◆ Task directions
The records below must be copied in full; omit the images.

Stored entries

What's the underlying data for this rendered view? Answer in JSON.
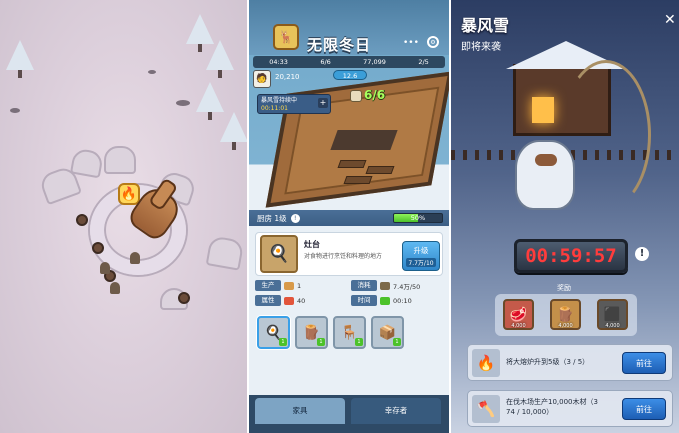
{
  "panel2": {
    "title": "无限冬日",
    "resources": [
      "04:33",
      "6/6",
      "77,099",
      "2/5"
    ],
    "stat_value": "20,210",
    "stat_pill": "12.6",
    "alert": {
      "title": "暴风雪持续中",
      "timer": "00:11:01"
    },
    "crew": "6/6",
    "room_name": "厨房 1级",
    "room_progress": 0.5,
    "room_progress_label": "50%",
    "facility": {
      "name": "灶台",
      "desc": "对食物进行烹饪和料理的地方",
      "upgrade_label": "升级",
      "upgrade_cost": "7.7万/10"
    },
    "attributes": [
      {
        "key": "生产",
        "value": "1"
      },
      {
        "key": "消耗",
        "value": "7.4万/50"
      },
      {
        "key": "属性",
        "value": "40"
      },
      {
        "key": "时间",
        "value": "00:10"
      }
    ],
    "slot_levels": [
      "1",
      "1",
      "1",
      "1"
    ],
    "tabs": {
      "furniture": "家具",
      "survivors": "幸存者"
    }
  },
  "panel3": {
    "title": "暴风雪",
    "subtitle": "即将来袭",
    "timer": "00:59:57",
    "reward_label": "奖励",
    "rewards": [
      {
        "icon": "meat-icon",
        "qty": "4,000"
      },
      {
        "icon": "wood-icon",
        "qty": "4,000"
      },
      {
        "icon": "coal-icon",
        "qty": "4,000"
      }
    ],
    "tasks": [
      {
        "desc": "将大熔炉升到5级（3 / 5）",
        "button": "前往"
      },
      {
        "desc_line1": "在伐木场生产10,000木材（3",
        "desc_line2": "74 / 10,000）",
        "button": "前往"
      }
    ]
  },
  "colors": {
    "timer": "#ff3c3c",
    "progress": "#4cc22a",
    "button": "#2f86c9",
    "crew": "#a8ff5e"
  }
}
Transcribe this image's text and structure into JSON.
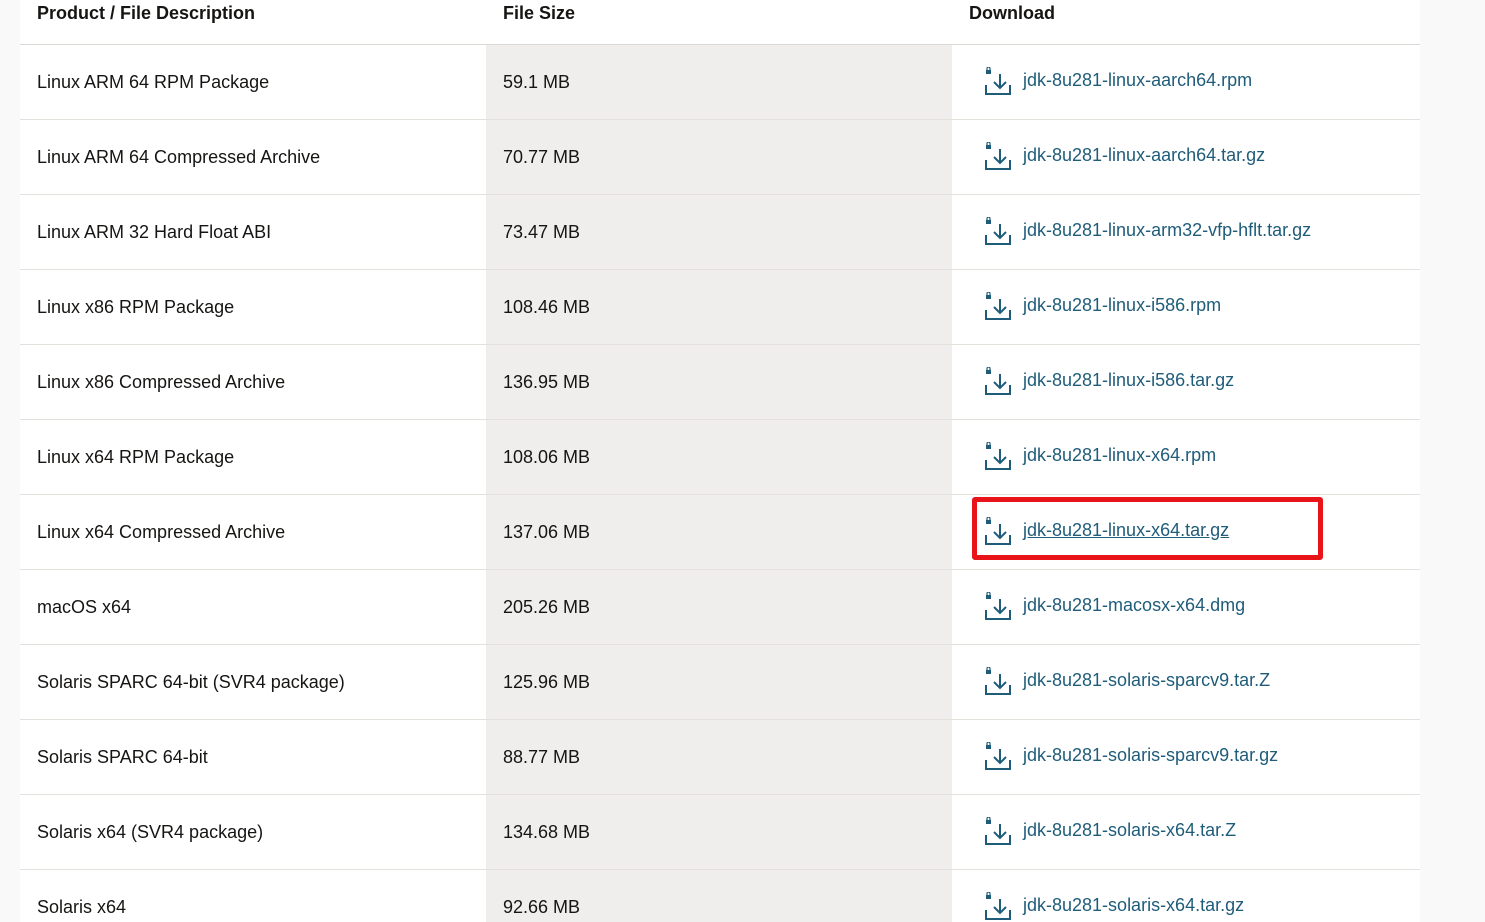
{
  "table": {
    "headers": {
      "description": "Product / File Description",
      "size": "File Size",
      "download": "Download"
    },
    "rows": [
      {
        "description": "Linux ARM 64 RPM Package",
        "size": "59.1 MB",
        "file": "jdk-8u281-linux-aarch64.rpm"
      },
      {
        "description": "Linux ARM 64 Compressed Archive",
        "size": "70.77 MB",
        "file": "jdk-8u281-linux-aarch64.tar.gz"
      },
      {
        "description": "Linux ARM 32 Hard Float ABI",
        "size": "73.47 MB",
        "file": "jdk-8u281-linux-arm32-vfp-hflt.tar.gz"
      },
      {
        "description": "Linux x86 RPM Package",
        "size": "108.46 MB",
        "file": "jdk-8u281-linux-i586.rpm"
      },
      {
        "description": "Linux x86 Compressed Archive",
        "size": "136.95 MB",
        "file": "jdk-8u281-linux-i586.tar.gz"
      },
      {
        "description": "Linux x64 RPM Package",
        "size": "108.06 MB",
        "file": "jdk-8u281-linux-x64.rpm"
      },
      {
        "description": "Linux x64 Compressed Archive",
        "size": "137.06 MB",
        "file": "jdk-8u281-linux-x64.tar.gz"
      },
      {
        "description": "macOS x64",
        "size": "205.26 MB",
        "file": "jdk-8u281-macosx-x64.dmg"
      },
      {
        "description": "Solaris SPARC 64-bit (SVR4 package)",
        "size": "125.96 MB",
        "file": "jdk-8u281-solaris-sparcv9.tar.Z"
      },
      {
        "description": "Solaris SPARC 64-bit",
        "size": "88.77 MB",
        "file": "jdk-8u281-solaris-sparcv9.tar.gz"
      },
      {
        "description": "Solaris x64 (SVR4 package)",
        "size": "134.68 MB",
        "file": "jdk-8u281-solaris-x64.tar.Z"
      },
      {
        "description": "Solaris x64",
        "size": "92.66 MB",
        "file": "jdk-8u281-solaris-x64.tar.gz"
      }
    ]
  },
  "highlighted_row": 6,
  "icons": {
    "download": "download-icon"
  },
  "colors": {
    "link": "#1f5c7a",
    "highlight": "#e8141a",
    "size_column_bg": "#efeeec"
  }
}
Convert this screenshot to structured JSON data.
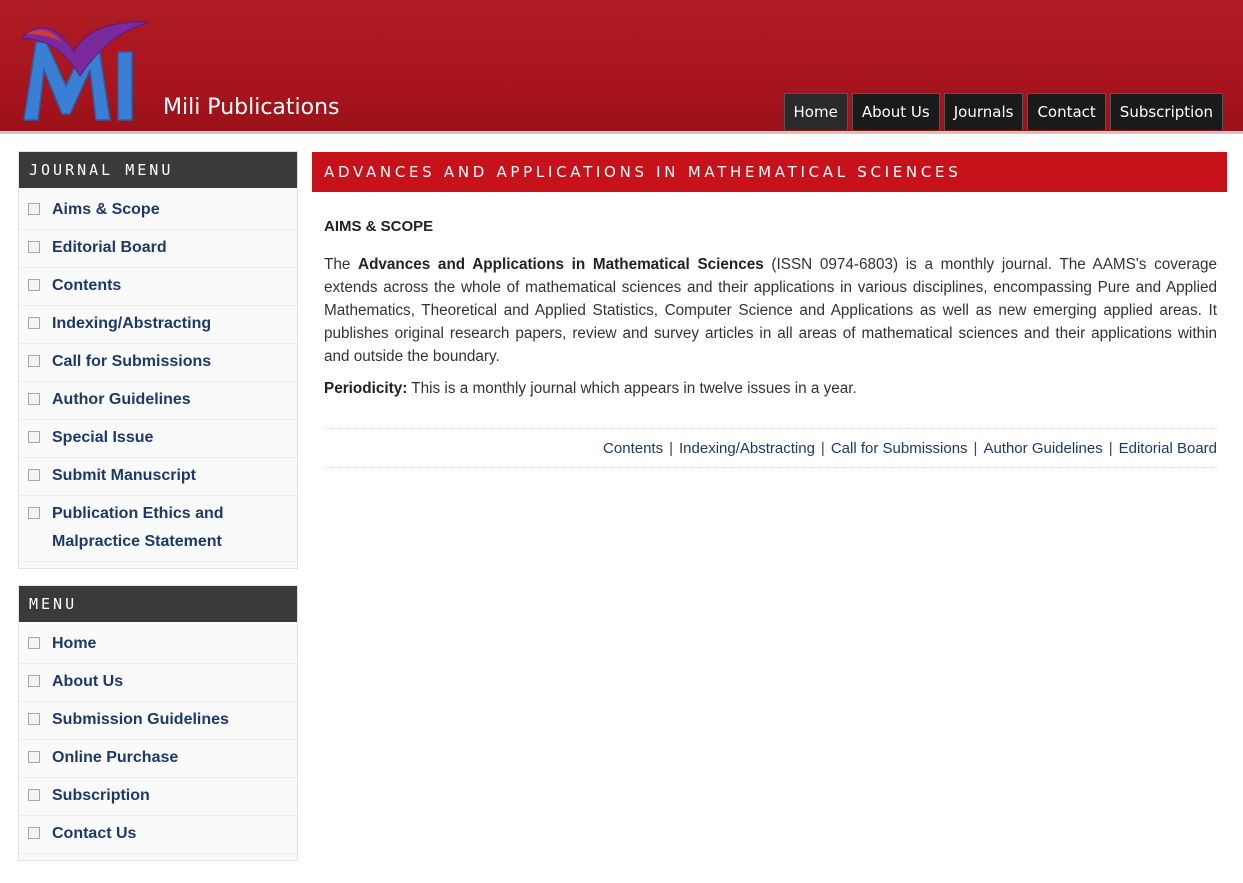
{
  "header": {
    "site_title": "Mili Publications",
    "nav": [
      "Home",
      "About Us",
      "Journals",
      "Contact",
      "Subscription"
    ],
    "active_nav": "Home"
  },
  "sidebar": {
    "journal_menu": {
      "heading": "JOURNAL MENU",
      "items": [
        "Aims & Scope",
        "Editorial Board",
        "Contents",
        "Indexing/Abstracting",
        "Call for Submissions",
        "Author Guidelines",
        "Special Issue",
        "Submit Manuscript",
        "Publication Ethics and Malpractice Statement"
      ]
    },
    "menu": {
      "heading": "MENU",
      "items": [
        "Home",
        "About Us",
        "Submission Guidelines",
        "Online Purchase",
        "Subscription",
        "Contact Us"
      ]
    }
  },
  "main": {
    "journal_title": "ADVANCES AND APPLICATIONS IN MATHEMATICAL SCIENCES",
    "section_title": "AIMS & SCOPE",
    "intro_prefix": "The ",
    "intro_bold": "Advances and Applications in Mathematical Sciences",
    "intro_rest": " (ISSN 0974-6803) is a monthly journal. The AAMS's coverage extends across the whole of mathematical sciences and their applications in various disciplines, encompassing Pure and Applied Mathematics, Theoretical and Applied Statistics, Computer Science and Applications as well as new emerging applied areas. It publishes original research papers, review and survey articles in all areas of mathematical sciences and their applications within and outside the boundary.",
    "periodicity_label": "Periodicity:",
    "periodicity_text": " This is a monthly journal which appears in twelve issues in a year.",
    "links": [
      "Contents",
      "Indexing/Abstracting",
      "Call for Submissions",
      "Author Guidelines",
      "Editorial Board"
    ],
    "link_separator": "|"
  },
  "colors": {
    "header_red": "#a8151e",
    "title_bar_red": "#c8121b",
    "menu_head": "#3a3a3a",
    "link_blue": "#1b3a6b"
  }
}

◆ Exercise solution
What's the underlying data for this rendered view? Answer in JSON.
{
  "panel2": {
    "title": "无限冬日",
    "resources": [
      "04:33",
      "6/6",
      "77,099",
      "2/5"
    ],
    "stat_value": "20,210",
    "stat_pill": "12.6",
    "alert": {
      "title": "暴风雪持续中",
      "timer": "00:11:01"
    },
    "crew": "6/6",
    "room_name": "厨房 1级",
    "room_progress": 0.5,
    "room_progress_label": "50%",
    "facility": {
      "name": "灶台",
      "desc": "对食物进行烹饪和料理的地方",
      "upgrade_label": "升级",
      "upgrade_cost": "7.7万/10"
    },
    "attributes": [
      {
        "key": "生产",
        "value": "1"
      },
      {
        "key": "消耗",
        "value": "7.4万/50"
      },
      {
        "key": "属性",
        "value": "40"
      },
      {
        "key": "时间",
        "value": "00:10"
      }
    ],
    "slot_levels": [
      "1",
      "1",
      "1",
      "1"
    ],
    "tabs": {
      "furniture": "家具",
      "survivors": "幸存者"
    }
  },
  "panel3": {
    "title": "暴风雪",
    "subtitle": "即将来袭",
    "timer": "00:59:57",
    "reward_label": "奖励",
    "rewards": [
      {
        "icon": "meat-icon",
        "qty": "4,000"
      },
      {
        "icon": "wood-icon",
        "qty": "4,000"
      },
      {
        "icon": "coal-icon",
        "qty": "4,000"
      }
    ],
    "tasks": [
      {
        "desc": "将大熔炉升到5级（3 / 5）",
        "button": "前往"
      },
      {
        "desc_line1": "在伐木场生产10,000木材（3",
        "desc_line2": "74 / 10,000）",
        "button": "前往"
      }
    ]
  },
  "colors": {
    "timer": "#ff3c3c",
    "progress": "#4cc22a",
    "button": "#2f86c9",
    "crew": "#a8ff5e"
  }
}
Transcribe this image's text and structure into JSON.
{
  "table": {
    "headers": {
      "description": "Product / File Description",
      "size": "File Size",
      "download": "Download"
    },
    "rows": [
      {
        "description": "Linux ARM 64 RPM Package",
        "size": "59.1 MB",
        "file": "jdk-8u281-linux-aarch64.rpm"
      },
      {
        "description": "Linux ARM 64 Compressed Archive",
        "size": "70.77 MB",
        "file": "jdk-8u281-linux-aarch64.tar.gz"
      },
      {
        "description": "Linux ARM 32 Hard Float ABI",
        "size": "73.47 MB",
        "file": "jdk-8u281-linux-arm32-vfp-hflt.tar.gz"
      },
      {
        "description": "Linux x86 RPM Package",
        "size": "108.46 MB",
        "file": "jdk-8u281-linux-i586.rpm"
      },
      {
        "description": "Linux x86 Compressed Archive",
        "size": "136.95 MB",
        "file": "jdk-8u281-linux-i586.tar.gz"
      },
      {
        "description": "Linux x64 RPM Package",
        "size": "108.06 MB",
        "file": "jdk-8u281-linux-x64.rpm"
      },
      {
        "description": "Linux x64 Compressed Archive",
        "size": "137.06 MB",
        "file": "jdk-8u281-linux-x64.tar.gz"
      },
      {
        "description": "macOS x64",
        "size": "205.26 MB",
        "file": "jdk-8u281-macosx-x64.dmg"
      },
      {
        "description": "Solaris SPARC 64-bit (SVR4 package)",
        "size": "125.96 MB",
        "file": "jdk-8u281-solaris-sparcv9.tar.Z"
      },
      {
        "description": "Solaris SPARC 64-bit",
        "size": "88.77 MB",
        "file": "jdk-8u281-solaris-sparcv9.tar.gz"
      },
      {
        "description": "Solaris x64 (SVR4 package)",
        "size": "134.68 MB",
        "file": "jdk-8u281-solaris-x64.tar.Z"
      },
      {
        "description": "Solaris x64",
        "size": "92.66 MB",
        "file": "jdk-8u281-solaris-x64.tar.gz"
      }
    ]
  },
  "highlighted_row": 6,
  "icons": {
    "download": "download-icon"
  },
  "colors": {
    "link": "#1f5c7a",
    "highlight": "#e8141a",
    "size_column_bg": "#efeeec"
  }
}
Convert this screenshot to structured JSON data.
{
  "header": {
    "site_title": "Mili Publications",
    "nav": [
      "Home",
      "About Us",
      "Journals",
      "Contact",
      "Subscription"
    ],
    "active_nav": "Home"
  },
  "sidebar": {
    "journal_menu": {
      "heading": "JOURNAL MENU",
      "items": [
        "Aims & Scope",
        "Editorial Board",
        "Contents",
        "Indexing/Abstracting",
        "Call for Submissions",
        "Author Guidelines",
        "Special Issue",
        "Submit Manuscript",
        "Publication Ethics and Malpractice Statement"
      ]
    },
    "menu": {
      "heading": "MENU",
      "items": [
        "Home",
        "About Us",
        "Submission Guidelines",
        "Online Purchase",
        "Subscription",
        "Contact Us"
      ]
    }
  },
  "main": {
    "journal_title": "ADVANCES AND APPLICATIONS IN MATHEMATICAL SCIENCES",
    "section_title": "AIMS & SCOPE",
    "intro_prefix": "The ",
    "intro_bold": "Advances and Applications in Mathematical Sciences",
    "intro_rest": " (ISSN 0974-6803) is a monthly journal. The AAMS's coverage extends across the whole of mathematical sciences and their applications in various disciplines, encompassing Pure and Applied Mathematics, Theoretical and Applied Statistics, Computer Science and Applications as well as new emerging applied areas. It publishes original research papers, review and survey articles in all areas of mathematical sciences and their applications within and outside the boundary.",
    "periodicity_label": "Periodicity:",
    "periodicity_text": " This is a monthly journal which appears in twelve issues in a year.",
    "links": [
      "Contents",
      "Indexing/Abstracting",
      "Call for Submissions",
      "Author Guidelines",
      "Editorial Board"
    ],
    "link_separator": "|"
  },
  "colors": {
    "header_red": "#a8151e",
    "title_bar_red": "#c8121b",
    "menu_head": "#3a3a3a",
    "link_blue": "#1b3a6b"
  }
}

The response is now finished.